--- START Recorded information ---

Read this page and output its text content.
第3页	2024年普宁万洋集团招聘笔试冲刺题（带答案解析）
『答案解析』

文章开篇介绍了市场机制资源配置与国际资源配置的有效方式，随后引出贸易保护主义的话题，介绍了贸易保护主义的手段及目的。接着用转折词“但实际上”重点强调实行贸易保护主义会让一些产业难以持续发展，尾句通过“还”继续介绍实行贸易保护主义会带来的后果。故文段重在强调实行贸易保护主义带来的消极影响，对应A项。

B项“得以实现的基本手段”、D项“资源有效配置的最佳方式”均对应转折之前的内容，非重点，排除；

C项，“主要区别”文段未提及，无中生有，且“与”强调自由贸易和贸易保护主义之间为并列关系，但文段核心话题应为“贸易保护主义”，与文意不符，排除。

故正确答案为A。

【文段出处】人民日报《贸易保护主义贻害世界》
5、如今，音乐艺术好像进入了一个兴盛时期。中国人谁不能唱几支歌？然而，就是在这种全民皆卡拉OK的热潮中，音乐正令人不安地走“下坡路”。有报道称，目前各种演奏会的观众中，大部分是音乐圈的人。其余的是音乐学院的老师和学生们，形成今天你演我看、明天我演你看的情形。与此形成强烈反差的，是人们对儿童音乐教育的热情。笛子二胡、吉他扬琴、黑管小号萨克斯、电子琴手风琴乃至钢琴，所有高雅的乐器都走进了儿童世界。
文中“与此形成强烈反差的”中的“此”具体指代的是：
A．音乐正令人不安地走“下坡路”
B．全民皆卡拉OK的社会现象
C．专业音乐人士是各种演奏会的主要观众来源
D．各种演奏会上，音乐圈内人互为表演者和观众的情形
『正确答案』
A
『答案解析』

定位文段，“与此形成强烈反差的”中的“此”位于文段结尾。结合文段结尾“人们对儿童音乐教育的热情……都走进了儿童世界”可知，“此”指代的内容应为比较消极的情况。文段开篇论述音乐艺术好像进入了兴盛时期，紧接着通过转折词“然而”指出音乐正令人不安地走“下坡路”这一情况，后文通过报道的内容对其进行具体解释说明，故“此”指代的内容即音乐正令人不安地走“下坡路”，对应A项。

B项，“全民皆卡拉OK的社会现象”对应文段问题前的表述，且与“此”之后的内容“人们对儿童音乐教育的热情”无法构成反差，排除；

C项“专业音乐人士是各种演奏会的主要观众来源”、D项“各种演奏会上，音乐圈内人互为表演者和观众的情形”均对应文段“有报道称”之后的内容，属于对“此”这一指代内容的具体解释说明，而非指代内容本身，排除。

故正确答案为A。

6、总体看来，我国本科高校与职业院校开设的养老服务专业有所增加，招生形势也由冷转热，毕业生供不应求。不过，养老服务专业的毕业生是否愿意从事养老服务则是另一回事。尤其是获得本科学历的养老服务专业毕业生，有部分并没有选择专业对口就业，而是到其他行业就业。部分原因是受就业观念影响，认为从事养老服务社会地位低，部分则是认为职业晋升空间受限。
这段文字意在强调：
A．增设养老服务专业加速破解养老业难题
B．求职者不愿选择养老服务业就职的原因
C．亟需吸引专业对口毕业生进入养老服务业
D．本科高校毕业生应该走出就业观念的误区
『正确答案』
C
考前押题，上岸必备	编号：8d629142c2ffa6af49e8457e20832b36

--- END Recorded information ---

== Exercise instructions ==
Print the listing above in full, exactly as it is.

== Task output ==
Read this page and output its text content.
第3页	2024年普宁万洋集团招聘笔试冲刺题（带答案解析）
『答案解析』

文章开篇介绍了市场机制资源配置与国际资源配置的有效方式，随后引出贸易保护主义的话题，介绍了贸易保护主义的手段及目的。接着用转折词“但实际上”重点强调实行贸易保护主义会让一些产业难以持续发展，尾句通过“还”继续介绍实行贸易保护主义会带来的后果。故文段重在强调实行贸易保护主义带来的消极影响，对应A项。

B项“得以实现的基本手段”、D项“资源有效配置的最佳方式”均对应转折之前的内容，非重点，排除；

C项，“主要区别”文段未提及，无中生有，且“与”强调自由贸易和贸易保护主义之间为并列关系，但文段核心话题应为“贸易保护主义”，与文意不符，排除。

故正确答案为A。

【文段出处】人民日报《贸易保护主义贻害世界》
5、如今，音乐艺术好像进入了一个兴盛时期。中国人谁不能唱几支歌？然而，就是在这种全民皆卡拉OK的热潮中，音乐正令人不安地走“下坡路”。有报道称，目前各种演奏会的观众中，大部分是音乐圈的人。其余的是音乐学院的老师和学生们，形成今天你演我看、明天我演你看的情形。与此形成强烈反差的，是人们对儿童音乐教育的热情。笛子二胡、吉他扬琴、黑管小号萨克斯、电子琴手风琴乃至钢琴，所有高雅的乐器都走进了儿童世界。
文中“与此形成强烈反差的”中的“此”具体指代的是：
A．音乐正令人不安地走“下坡路”
B．全民皆卡拉OK的社会现象
C．专业音乐人士是各种演奏会的主要观众来源
D．各种演奏会上，音乐圈内人互为表演者和观众的情形
『正确答案』
A
『答案解析』

定位文段，“与此形成强烈反差的”中的“此”位于文段结尾。结合文段结尾“人们对儿童音乐教育的热情……都走进了儿童世界”可知，“此”指代的内容应为比较消极的情况。文段开篇论述音乐艺术好像进入了兴盛时期，紧接着通过转折词“然而”指出音乐正令人不安地走“下坡路”这一情况，后文通过报道的内容对其进行具体解释说明，故“此”指代的内容即音乐正令人不安地走“下坡路”，对应A项。

B项，“全民皆卡拉OK的社会现象”对应文段问题前的表述，且与“此”之后的内容“人们对儿童音乐教育的热情”无法构成反差，排除；

C项“专业音乐人士是各种演奏会的主要观众来源”、D项“各种演奏会上，音乐圈内人互为表演者和观众的情形”均对应文段“有报道称”之后的内容，属于对“此”这一指代内容的具体解释说明，而非指代内容本身，排除。

故正确答案为A。

6、总体看来，我国本科高校与职业院校开设的养老服务专业有所增加，招生形势也由冷转热，毕业生供不应求。不过，养老服务专业的毕业生是否愿意从事养老服务则是另一回事。尤其是获得本科学历的养老服务专业毕业生，有部分并没有选择专业对口就业，而是到其他行业就业。部分原因是受就业观念影响，认为从事养老服务社会地位低，部分则是认为职业晋升空间受限。
这段文字意在强调：
A．增设养老服务专业加速破解养老业难题
B．求职者不愿选择养老服务业就职的原因
C．亟需吸引专业对口毕业生进入养老服务业
D．本科高校毕业生应该走出就业观念的误区
『正确答案』
C
考前押题，上岸必备	编号：8d629142c2ffa6af49e8457e20832b36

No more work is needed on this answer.